# THE TASK
Set down the full listing exactly as given. Any pictures are to be left out.

##########

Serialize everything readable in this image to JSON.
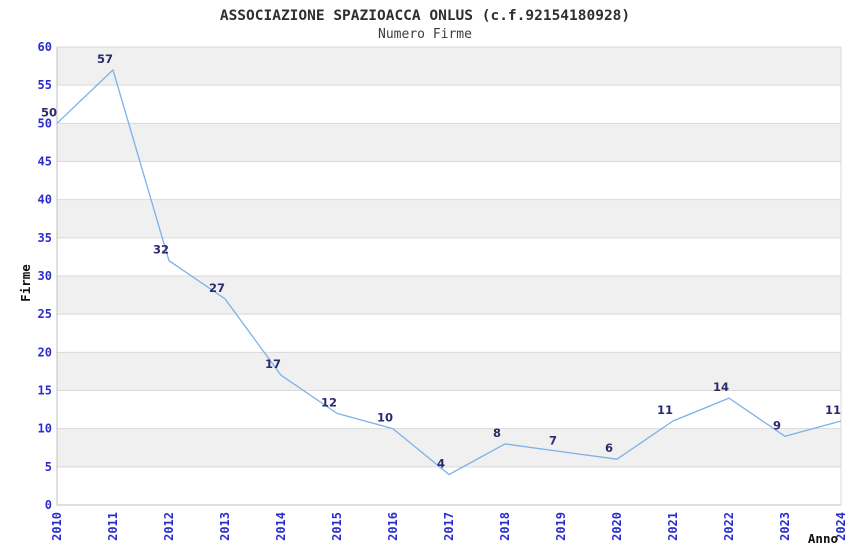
{
  "header": {
    "title": "ASSOCIAZIONE SPAZIOACCA ONLUS (c.f.92154180928)",
    "subtitle": "Numero Firme"
  },
  "chart_data": {
    "type": "line",
    "title": "ASSOCIAZIONE SPAZIOACCA ONLUS (c.f.92154180928)",
    "subtitle": "Numero Firme",
    "xlabel": "Anno",
    "ylabel": "Firme",
    "categories": [
      "2010",
      "2011",
      "2012",
      "2013",
      "2014",
      "2015",
      "2016",
      "2017",
      "2018",
      "2019",
      "2020",
      "2021",
      "2022",
      "2023",
      "2024"
    ],
    "series": [
      {
        "name": "Numero Firme",
        "values": [
          50,
          57,
          32,
          27,
          17,
          12,
          10,
          4,
          8,
          7,
          6,
          11,
          14,
          9,
          11
        ]
      }
    ],
    "ylim": [
      0,
      60
    ],
    "ytick_step": 5,
    "yticks": [
      0,
      5,
      10,
      15,
      20,
      25,
      30,
      35,
      40,
      45,
      50,
      55,
      60
    ],
    "grid": "horizontal-gridlines-with-alternating-bands",
    "legend": "none",
    "point_labels_visible": true,
    "colors": {
      "line": "#7db1e8",
      "tick_label": "#2d2dcc",
      "point_label": "#2b2b6e",
      "band": "#f0f0f0",
      "gridline": "#d9d9d9",
      "axis": "#bfbfbf",
      "title": "#2f2f2f",
      "subtitle": "#3d3d3d",
      "axis_name": "#111111",
      "background": "#ffffff"
    }
  }
}
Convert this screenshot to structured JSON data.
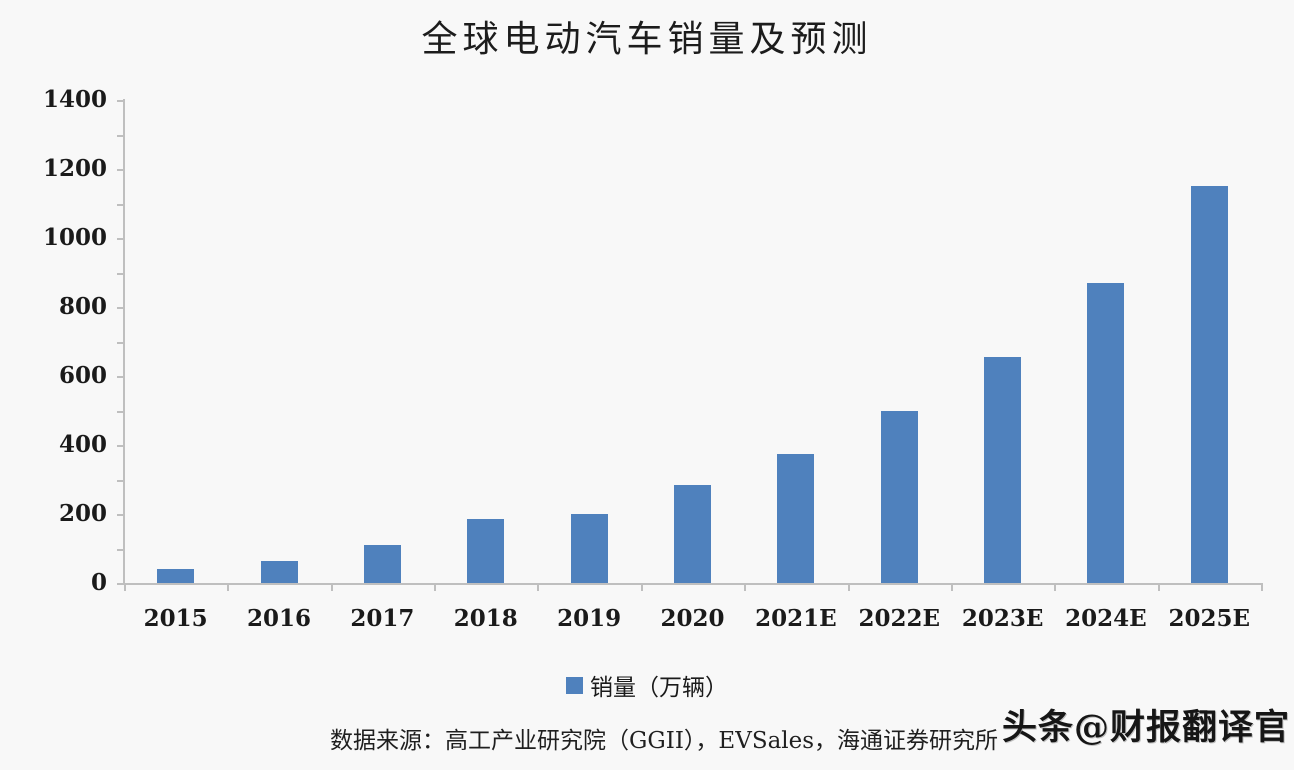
{
  "page": {
    "background": "#f8f8f8"
  },
  "chart_data": {
    "type": "bar",
    "title": "全球电动汽车销量及预测",
    "categories": [
      "2015",
      "2016",
      "2017",
      "2018",
      "2019",
      "2020",
      "2021E",
      "2022E",
      "2023E",
      "2024E",
      "2025E"
    ],
    "values": [
      40,
      65,
      110,
      185,
      200,
      285,
      375,
      500,
      655,
      870,
      1150
    ],
    "series_name": "销量（万辆）",
    "xlabel": "",
    "ylabel": "",
    "ylim": [
      0,
      1400
    ],
    "ytick_step": 200,
    "yticks": [
      0,
      200,
      400,
      600,
      800,
      1000,
      1200,
      1400
    ],
    "minor_tick_step": 100,
    "grid": false,
    "legend_position": "bottom",
    "bar_color": "#4f81bd",
    "axis_color": "#bfbfbf",
    "text_color": "#1a1a1a"
  },
  "legend": {
    "label": "销量（万辆）",
    "swatch_color": "#4f81bd"
  },
  "footer": {
    "source": "数据来源：高工产业研究院（GGII），EVSales，海通证券研究所",
    "watermark": "头条@财报翻译官"
  }
}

##########

# TASK RESULT
Serialize everything readable in this image to JSON.
{
  "header": {
    "title": "ASSOCIAZIONE SPAZIOACCA ONLUS (c.f.92154180928)",
    "subtitle": "Numero Firme"
  },
  "chart_data": {
    "type": "line",
    "title": "ASSOCIAZIONE SPAZIOACCA ONLUS (c.f.92154180928)",
    "subtitle": "Numero Firme",
    "xlabel": "Anno",
    "ylabel": "Firme",
    "categories": [
      "2010",
      "2011",
      "2012",
      "2013",
      "2014",
      "2015",
      "2016",
      "2017",
      "2018",
      "2019",
      "2020",
      "2021",
      "2022",
      "2023",
      "2024"
    ],
    "series": [
      {
        "name": "Numero Firme",
        "values": [
          50,
          57,
          32,
          27,
          17,
          12,
          10,
          4,
          8,
          7,
          6,
          11,
          14,
          9,
          11
        ]
      }
    ],
    "ylim": [
      0,
      60
    ],
    "ytick_step": 5,
    "yticks": [
      0,
      5,
      10,
      15,
      20,
      25,
      30,
      35,
      40,
      45,
      50,
      55,
      60
    ],
    "grid": "horizontal-gridlines-with-alternating-bands",
    "legend": "none",
    "point_labels_visible": true,
    "colors": {
      "line": "#7db1e8",
      "tick_label": "#2d2dcc",
      "point_label": "#2b2b6e",
      "band": "#f0f0f0",
      "gridline": "#d9d9d9",
      "axis": "#bfbfbf",
      "title": "#2f2f2f",
      "subtitle": "#3d3d3d",
      "axis_name": "#111111",
      "background": "#ffffff"
    }
  }
}
Convert this screenshot to structured JSON data.
{
  "page": {
    "background": "#f8f8f8"
  },
  "chart_data": {
    "type": "bar",
    "title": "全球电动汽车销量及预测",
    "categories": [
      "2015",
      "2016",
      "2017",
      "2018",
      "2019",
      "2020",
      "2021E",
      "2022E",
      "2023E",
      "2024E",
      "2025E"
    ],
    "values": [
      40,
      65,
      110,
      185,
      200,
      285,
      375,
      500,
      655,
      870,
      1150
    ],
    "series_name": "销量（万辆）",
    "xlabel": "",
    "ylabel": "",
    "ylim": [
      0,
      1400
    ],
    "ytick_step": 200,
    "yticks": [
      0,
      200,
      400,
      600,
      800,
      1000,
      1200,
      1400
    ],
    "minor_tick_step": 100,
    "grid": false,
    "legend_position": "bottom",
    "bar_color": "#4f81bd",
    "axis_color": "#bfbfbf",
    "text_color": "#1a1a1a"
  },
  "legend": {
    "label": "销量（万辆）",
    "swatch_color": "#4f81bd"
  },
  "footer": {
    "source": "数据来源：高工产业研究院（GGII），EVSales，海通证券研究所",
    "watermark": "头条@财报翻译官"
  }
}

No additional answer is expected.